◆ AUFGABENSTELLUNG ◆
- a) Prüfe, ob die folgenden Aussagen mit dem Text über die Geschichtsschreibung zu den europäisch-überseeischen Beziehungen übereinstimmen. Antworte jeweils mit Ja oder Nein und zitiere die entscheidenden Worte des Textes wörtlich.
(i) Die Weltwirtschaftstheoretiker marxistischer Tendenz übernahmen das Pathos der viktorianischen Kolonialhistoriker.
(ii) In der Zwischenkriegszeit beschäftigte man sich besonders mit den völkerrechtlichen Aspekten des europäisch-überseeischen Verhältnisses.
(iii) Die Geschichtsschreibung des imperialistischen Zeitalters stellte den Führungsauftrag des weißen Mannes in Übersee häufig in Frage.
- b) Schreibe den Text über die Geschichtsschreibung zu den europäisch-überseeischen Beziehungen im Anschluss an seinen letzten Satz weiter.

━━ TEXTABSCHNITT

Die vorliegende Arbeit gibt eine Analyse und Darstellung dieser geistigen Auseinandersetzungen zum Thema der europäisch-überseeischen Beziehungen in einer kolonialgeschichtlich bedeutsamen Entwicklungsphase. Viele Fragen, die man damals aufwarf, stellen sich noch uns - auch wenn die Antworten komplizierter geworden sind.


Vorwort des Autors:

Die Geschichte der europäischen Beziehungen zu den überseeischen Gebieten ist von den Historikern unseres Jahrhunderts Interpretationen unterworfen worden, die von den verschiedensten Gesichtspunkten ausgegangen sind. Der Geschichtsschreibung des imperialistischen Zeitalters erschien die Kolonie als das gegebene Tätigkeitsfeld überbordender europäischer Aktivität; der Führungsauftrag des weißen Mannes in Übersee wurde selten in Frage gestellt, höchstens stritt man sich darüber, ob sich seine Superiorität immer auf angemessene und nützliche Weise Geltung verschafft habe.

Die Weltwirtschaftstheoretiker marxistischer oder benachbarter Tendenz traten dem Pathos des viktorianischen oder wilhelminischen Kolonialhistorikers mit Untersuchungen von inquisitorischer Sachlichkeit entgegen; für sie galt es, den Nachweis zu führen, daß jegliche Form des Kolonialismus den Versuch der europäischen Finanz- und Industriekapitalisten darstellte, sich durch die Ausweitung ökonomisch-politischer Ausbeutung auf Bereiche vorkapitalistischer Wirtschafts- und Sozialstruktur vor dem Bankrott zu retten. Während der Zwischenkriegszeit widmete man sich besonders eifrig den völkerrechtlichen Aspekten der geschichtlichen Entwicklung des europäisch-überseeischen Verhältnisses und nährte so die Illusion, daß sich die koloniale Frage vielleicht durch ein System von juristischen Absprachen und Übereinkünften dauerhaft regeln ließe.

━━━━
━━ AUFGEFÜHRTE EINTRÄGE

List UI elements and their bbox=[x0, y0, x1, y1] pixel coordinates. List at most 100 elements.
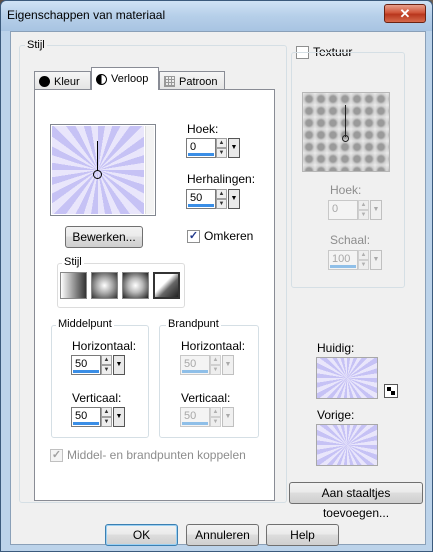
gradient-preview[interactable] bbox=[50, 124, 156, 216]
spin-down-icon: ▼ bbox=[210, 417, 221, 427]
texture-schaal-spinner: ▲ ▼ bbox=[358, 250, 369, 270]
sunburst-style-button[interactable] bbox=[153, 272, 180, 299]
reverse-checkbox[interactable]: ✓ bbox=[187, 230, 200, 243]
dialog-client-area: Stijl Kleur Verloop Patroon Hoek: 0 ▲ ▼ … bbox=[10, 31, 426, 546]
help-button[interactable]: Help bbox=[266, 524, 339, 546]
spin-down-icon: ▼ bbox=[358, 210, 369, 220]
texture-hoek-input: 0 bbox=[328, 200, 358, 220]
previous-label: Vorige: bbox=[317, 408, 355, 422]
link-points-label: Middel- en brandpunten koppelen bbox=[67, 448, 246, 462]
edit-gradient-button[interactable]: Bewerken... bbox=[65, 226, 143, 248]
link-points-checkbox: ✓ bbox=[50, 449, 63, 462]
middelpunt-verticaal-value: 50 bbox=[75, 410, 88, 422]
window-title: Eigenschappen van materiaal bbox=[7, 8, 166, 22]
brandpunt-horizontaal-input: 50 bbox=[180, 355, 210, 375]
middelpunt-horizontaal-spinner[interactable]: ▲ ▼ bbox=[101, 355, 112, 375]
spin-down-icon[interactable]: ▼ bbox=[216, 199, 227, 209]
tab-patroon-label: Patroon bbox=[179, 75, 218, 88]
middelpunt-verticaal-label: Verticaal: bbox=[72, 391, 122, 405]
tab-verloop[interactable]: Verloop bbox=[91, 67, 159, 90]
middelpunt-verticaal-spinner[interactable]: ▲ ▼ bbox=[101, 407, 112, 427]
texture-schaal-dropdown: ▼ bbox=[370, 250, 382, 270]
middelpunt-verticaal-input[interactable]: 50 bbox=[71, 407, 101, 427]
style-group-label: Stijl bbox=[25, 39, 47, 51]
texture-schaal-label: Schaal: bbox=[330, 233, 371, 247]
texture-hoek-dropdown: ▼ bbox=[370, 200, 382, 220]
middelpunt-verticaal-dropdown[interactable]: ▼ bbox=[113, 407, 125, 427]
spin-up-icon[interactable]: ▲ bbox=[101, 355, 112, 365]
brandpunt-verticaal-value: 50 bbox=[184, 410, 197, 422]
add-to-swatches-button[interactable]: Aan staaltjes toevoegen... bbox=[289, 482, 423, 520]
spin-up-icon: ▲ bbox=[210, 355, 221, 365]
gradient-style-label: Stijl bbox=[62, 256, 84, 268]
pattern-icon bbox=[164, 76, 175, 87]
texture-schaal-input: 100 bbox=[328, 250, 358, 270]
current-swatch bbox=[316, 357, 378, 399]
brandpunt-label: Brandpunt bbox=[166, 318, 221, 330]
rectangular-style-button[interactable] bbox=[91, 272, 118, 299]
previous-swatch[interactable] bbox=[316, 424, 378, 466]
middelpunt-label: Middelpunt bbox=[56, 318, 114, 330]
spin-up-icon: ▲ bbox=[210, 407, 221, 417]
linear-style-button[interactable] bbox=[60, 272, 87, 299]
half-circle-icon bbox=[96, 73, 107, 85]
spin-up-icon: ▲ bbox=[358, 200, 369, 210]
angle-handle-icon[interactable] bbox=[97, 141, 98, 171]
middelpunt-horizontaal-input[interactable]: 50 bbox=[71, 355, 101, 375]
texture-preview bbox=[302, 92, 390, 172]
hoek-spinner[interactable]: ▲ ▼ bbox=[216, 138, 227, 158]
brandpunt-horizontaal-dropdown: ▼ bbox=[222, 355, 234, 375]
brandpunt-verticaal-spinner: ▲ ▼ bbox=[210, 407, 221, 427]
current-label: Huidig: bbox=[317, 341, 355, 355]
spin-up-icon[interactable]: ▲ bbox=[216, 189, 227, 199]
texture-hoek-label: Hoek: bbox=[330, 183, 362, 197]
texture-hoek-value: 0 bbox=[332, 203, 339, 215]
brandpunt-horizontaal-label: Horizontaal: bbox=[181, 339, 246, 353]
spin-up-icon[interactable]: ▲ bbox=[216, 138, 227, 148]
spin-down-icon: ▼ bbox=[210, 365, 221, 375]
middelpunt-horizontaal-value: 50 bbox=[75, 358, 88, 370]
reverse-label: Omkeren bbox=[204, 229, 254, 243]
herhalingen-input[interactable]: 50 bbox=[186, 189, 216, 209]
herhalingen-spinner[interactable]: ▲ ▼ bbox=[216, 189, 227, 209]
title-bar[interactable]: Eigenschappen van materiaal ✕ bbox=[1, 1, 432, 31]
middelpunt-horizontaal-label: Horizontaal: bbox=[72, 339, 137, 353]
spin-up-icon: ▲ bbox=[358, 250, 369, 260]
spin-down-icon[interactable]: ▼ bbox=[216, 148, 227, 158]
spin-down-icon[interactable]: ▼ bbox=[101, 365, 112, 375]
tab-patroon[interactable]: Patroon bbox=[159, 71, 225, 91]
spin-up-icon[interactable]: ▲ bbox=[101, 407, 112, 417]
brandpunt-horizontaal-value: 50 bbox=[184, 358, 197, 370]
spin-down-icon[interactable]: ▼ bbox=[101, 417, 112, 427]
material-properties-dialog: Eigenschappen van materiaal ✕ Stijl Kleu… bbox=[0, 0, 433, 552]
tab-kleur[interactable]: Kleur bbox=[34, 71, 91, 91]
tab-kleur-label: Kleur bbox=[54, 75, 80, 88]
herhalingen-value: 50 bbox=[190, 192, 203, 204]
texture-center-icon bbox=[342, 135, 349, 142]
tab-panel-verloop: Hoek: 0 ▲ ▼ ▼ Herhalingen: 50 ▲ ▼ ▼ Bewerk… bbox=[34, 89, 275, 501]
preview-scrollbar[interactable] bbox=[145, 126, 154, 214]
brandpunt-verticaal-label: Verticaal: bbox=[181, 391, 231, 405]
hoek-dropdown-button[interactable]: ▼ bbox=[228, 138, 240, 158]
middelpunt-horizontaal-dropdown[interactable]: ▼ bbox=[113, 355, 125, 375]
circle-icon bbox=[39, 76, 50, 87]
brandpunt-verticaal-input: 50 bbox=[180, 407, 210, 427]
brandpunt-verticaal-dropdown: ▼ bbox=[222, 407, 234, 427]
tab-verloop-label: Verloop bbox=[111, 73, 149, 85]
hoek-input[interactable]: 0 bbox=[186, 138, 216, 158]
hoek-label: Hoek: bbox=[187, 122, 219, 136]
brandpunt-horizontaal-spinner: ▲ ▼ bbox=[210, 355, 221, 375]
swap-colors-icon[interactable] bbox=[384, 384, 398, 398]
texture-angle-handle-icon bbox=[345, 105, 346, 137]
herhalingen-dropdown-button[interactable]: ▼ bbox=[228, 189, 240, 209]
texture-schaal-value: 100 bbox=[332, 253, 351, 265]
hoek-value: 0 bbox=[190, 141, 197, 153]
close-button[interactable]: ✕ bbox=[384, 4, 426, 23]
texture-hoek-spinner: ▲ ▼ bbox=[358, 200, 369, 220]
ok-button[interactable]: OK bbox=[105, 524, 178, 546]
center-point-icon[interactable] bbox=[93, 170, 102, 179]
spin-down-icon: ▼ bbox=[358, 260, 369, 270]
cancel-button[interactable]: Annuleren bbox=[186, 524, 259, 546]
radial-style-button[interactable] bbox=[122, 272, 149, 299]
herhalingen-label: Herhalingen: bbox=[187, 172, 256, 186]
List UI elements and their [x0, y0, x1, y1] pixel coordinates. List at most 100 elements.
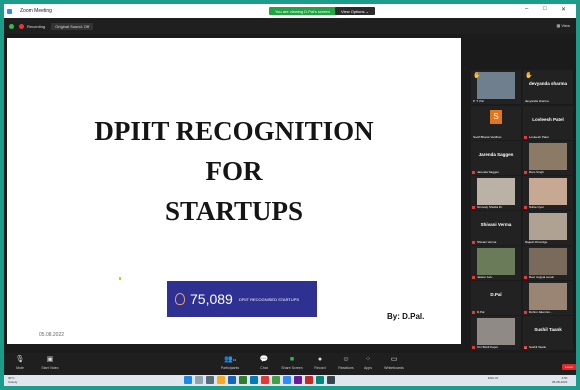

━━━━

◆ ENDERGEBNISSE ◆
- a)
(i) Nein: „traten dem Pathos des viktorianischen oder wilhelminischen Kolonialhistorikers mit Untersuchungen von inquisitorischer Sachlichkeit entgegen“
(ii) Ja: „Während der Zwischenkriegszeit widmete man sich besonders eifrig den völkerrechtlichen Aspekten der geschichtlichen Entwicklung des europäisch-überseeischen Verhältnisses“
(iii) Nein: „der Führungsauftrag des weißen Mannes in Übersee wurde selten in Frage gestellt“

- b)
Als sich nach dem Zweiten Weltkrieg die Auflösung der Kolonialreiche zwar nicht unerwartet, aber doch überraschend schnell vollzog, zeigte sich die Vergangenheit einmal mehr in verändertem Licht, und der Kolonialhistoriker, zwischen die kontrapunktischen Themen der "Verzwergung Europas " (Barraclough) und des wachsenden Geltungsanspruchs der "Dritten Welt" gestellt, kam nicht umhin, seine Betrachtungsweise erneut zu überprüfen. Die Diskussion darüber, wie sich der europäische Historiker zur kolonialen Vergangenheit seines Kontinents verhalten solle, ist zurzeit noch in vollem Gang:

Politische Wissenschaftler, Soziologen, Ökonomen, Ethnologen, Psychologen und Kulturmorphologen haben sich, diesen bereichernd und verwirrend, dem Geschichtsschreiber an die Seite gestellt und von einer unermüdlichen Produktionskraft Zeugnis gegeben. Diese lebhafte Auseinandersetzung hat sich besonders auf das Studium des imperialistischen Zeitalters und des Dekolonisationsprozesses sehr befruchtend ausgewirkt, wenn es dem Historiker auch nicht immer leicht fallen mochte, den gefährlichen Versuchungen von Selbstanklage und Rechtfertigung zu entrinnen und zu einer gerechten Bewertung der Vorgänge zu gelangen.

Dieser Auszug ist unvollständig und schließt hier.